### LISTED ENTRIES

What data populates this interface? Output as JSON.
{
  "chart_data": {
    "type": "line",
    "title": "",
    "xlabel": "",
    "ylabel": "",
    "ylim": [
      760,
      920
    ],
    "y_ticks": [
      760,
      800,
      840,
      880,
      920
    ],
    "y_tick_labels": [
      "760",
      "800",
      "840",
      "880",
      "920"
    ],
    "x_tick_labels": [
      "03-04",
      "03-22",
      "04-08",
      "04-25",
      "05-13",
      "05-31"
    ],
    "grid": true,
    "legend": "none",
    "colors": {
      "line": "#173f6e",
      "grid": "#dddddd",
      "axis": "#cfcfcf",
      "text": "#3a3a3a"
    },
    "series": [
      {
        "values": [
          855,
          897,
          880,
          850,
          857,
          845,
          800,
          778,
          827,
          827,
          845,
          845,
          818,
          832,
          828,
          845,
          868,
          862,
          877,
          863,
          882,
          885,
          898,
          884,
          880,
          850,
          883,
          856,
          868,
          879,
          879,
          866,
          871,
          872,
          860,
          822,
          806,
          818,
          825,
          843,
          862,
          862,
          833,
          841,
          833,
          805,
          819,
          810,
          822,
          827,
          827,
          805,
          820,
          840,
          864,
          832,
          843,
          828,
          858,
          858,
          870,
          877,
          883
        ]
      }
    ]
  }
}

### PROBLEM DETAILS
Extract, word for word, each line of the listing above.

### RESPONSE TO THE TASK
What data populates this interface? Output as JSON.
{
  "chart_data": {
    "type": "line",
    "title": "",
    "xlabel": "",
    "ylabel": "",
    "ylim": [
      760,
      920
    ],
    "y_ticks": [
      760,
      800,
      840,
      880,
      920
    ],
    "y_tick_labels": [
      "760",
      "800",
      "840",
      "880",
      "920"
    ],
    "x_tick_labels": [
      "03-04",
      "03-22",
      "04-08",
      "04-25",
      "05-13",
      "05-31"
    ],
    "grid": true,
    "legend": "none",
    "colors": {
      "line": "#173f6e",
      "grid": "#dddddd",
      "axis": "#cfcfcf",
      "text": "#3a3a3a"
    },
    "series": [
      {
        "values": [
          855,
          897,
          880,
          850,
          857,
          845,
          800,
          778,
          827,
          827,
          845,
          845,
          818,
          832,
          828,
          845,
          868,
          862,
          877,
          863,
          882,
          885,
          898,
          884,
          880,
          850,
          883,
          856,
          868,
          879,
          879,
          866,
          871,
          872,
          860,
          822,
          806,
          818,
          825,
          843,
          862,
          862,
          833,
          841,
          833,
          805,
          819,
          810,
          822,
          827,
          827,
          805,
          820,
          840,
          864,
          832,
          843,
          828,
          858,
          858,
          870,
          877,
          883
        ]
      }
    ]
  }
}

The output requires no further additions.